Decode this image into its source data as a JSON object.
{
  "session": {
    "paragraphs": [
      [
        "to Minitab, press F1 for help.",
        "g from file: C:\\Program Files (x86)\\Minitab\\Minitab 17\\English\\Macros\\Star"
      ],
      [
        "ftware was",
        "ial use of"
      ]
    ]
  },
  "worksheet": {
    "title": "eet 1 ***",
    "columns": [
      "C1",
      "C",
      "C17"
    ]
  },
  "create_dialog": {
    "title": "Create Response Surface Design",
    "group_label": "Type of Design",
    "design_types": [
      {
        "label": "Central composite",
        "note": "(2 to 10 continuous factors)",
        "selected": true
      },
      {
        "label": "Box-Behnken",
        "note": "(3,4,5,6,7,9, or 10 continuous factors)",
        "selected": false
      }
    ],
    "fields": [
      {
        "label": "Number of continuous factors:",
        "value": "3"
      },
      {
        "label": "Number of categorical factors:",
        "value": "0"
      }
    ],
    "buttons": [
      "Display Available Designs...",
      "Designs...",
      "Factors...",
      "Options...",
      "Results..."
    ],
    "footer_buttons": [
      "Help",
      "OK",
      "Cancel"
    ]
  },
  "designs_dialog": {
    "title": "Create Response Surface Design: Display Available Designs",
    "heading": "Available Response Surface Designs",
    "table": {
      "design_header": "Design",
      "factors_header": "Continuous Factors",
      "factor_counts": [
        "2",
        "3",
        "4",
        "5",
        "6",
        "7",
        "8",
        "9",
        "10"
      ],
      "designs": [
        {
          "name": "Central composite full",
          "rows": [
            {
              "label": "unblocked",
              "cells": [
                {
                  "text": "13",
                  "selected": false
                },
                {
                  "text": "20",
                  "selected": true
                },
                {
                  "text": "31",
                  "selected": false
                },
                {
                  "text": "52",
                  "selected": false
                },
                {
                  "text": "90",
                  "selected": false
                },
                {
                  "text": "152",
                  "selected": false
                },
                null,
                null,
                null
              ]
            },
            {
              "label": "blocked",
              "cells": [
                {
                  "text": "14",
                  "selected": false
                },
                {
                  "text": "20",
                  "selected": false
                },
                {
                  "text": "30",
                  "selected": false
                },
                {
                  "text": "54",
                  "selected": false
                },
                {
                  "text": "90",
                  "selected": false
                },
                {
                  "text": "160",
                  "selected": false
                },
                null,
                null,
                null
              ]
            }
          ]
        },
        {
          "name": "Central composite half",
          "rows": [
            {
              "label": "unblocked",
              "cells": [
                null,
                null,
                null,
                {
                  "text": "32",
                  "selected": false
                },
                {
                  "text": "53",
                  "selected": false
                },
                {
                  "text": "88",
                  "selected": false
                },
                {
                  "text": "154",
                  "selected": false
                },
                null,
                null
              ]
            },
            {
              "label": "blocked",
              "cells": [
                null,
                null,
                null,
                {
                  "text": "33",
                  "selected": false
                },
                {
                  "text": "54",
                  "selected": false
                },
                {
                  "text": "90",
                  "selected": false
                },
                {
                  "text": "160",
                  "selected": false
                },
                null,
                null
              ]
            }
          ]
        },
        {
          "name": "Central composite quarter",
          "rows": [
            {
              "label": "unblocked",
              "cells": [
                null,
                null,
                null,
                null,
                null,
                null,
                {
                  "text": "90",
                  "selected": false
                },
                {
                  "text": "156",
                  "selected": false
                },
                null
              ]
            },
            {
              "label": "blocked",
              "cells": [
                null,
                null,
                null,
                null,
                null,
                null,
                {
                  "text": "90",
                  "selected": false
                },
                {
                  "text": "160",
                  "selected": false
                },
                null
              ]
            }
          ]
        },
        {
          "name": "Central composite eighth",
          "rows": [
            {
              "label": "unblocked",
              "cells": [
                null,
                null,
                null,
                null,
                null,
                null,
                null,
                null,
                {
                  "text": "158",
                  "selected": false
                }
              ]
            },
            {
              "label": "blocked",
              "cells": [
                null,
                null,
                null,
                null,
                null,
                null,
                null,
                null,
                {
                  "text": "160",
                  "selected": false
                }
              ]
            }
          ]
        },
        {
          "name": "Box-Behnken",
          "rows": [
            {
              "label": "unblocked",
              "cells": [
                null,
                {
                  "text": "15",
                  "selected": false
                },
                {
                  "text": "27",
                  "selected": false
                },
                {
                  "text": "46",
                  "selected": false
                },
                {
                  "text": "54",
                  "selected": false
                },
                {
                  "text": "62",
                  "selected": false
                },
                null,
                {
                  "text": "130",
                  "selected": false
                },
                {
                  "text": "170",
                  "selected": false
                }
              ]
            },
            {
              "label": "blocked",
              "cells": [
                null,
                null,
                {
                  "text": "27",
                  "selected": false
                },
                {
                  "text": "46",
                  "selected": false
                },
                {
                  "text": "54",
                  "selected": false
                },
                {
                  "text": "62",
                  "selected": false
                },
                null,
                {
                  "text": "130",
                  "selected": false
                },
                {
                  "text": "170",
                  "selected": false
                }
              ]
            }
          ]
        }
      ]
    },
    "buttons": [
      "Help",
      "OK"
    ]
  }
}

▶ **SHORT PROBLEM**: Each line that holds the word "Central" should be extracted from the records.

▶ **TASK ANSWER**:
        "label": "Central composite",
          "name": "Central composite full",
          "name": "Central composite half",
          "name": "Central composite quarter",
          "name": "Central composite eighth",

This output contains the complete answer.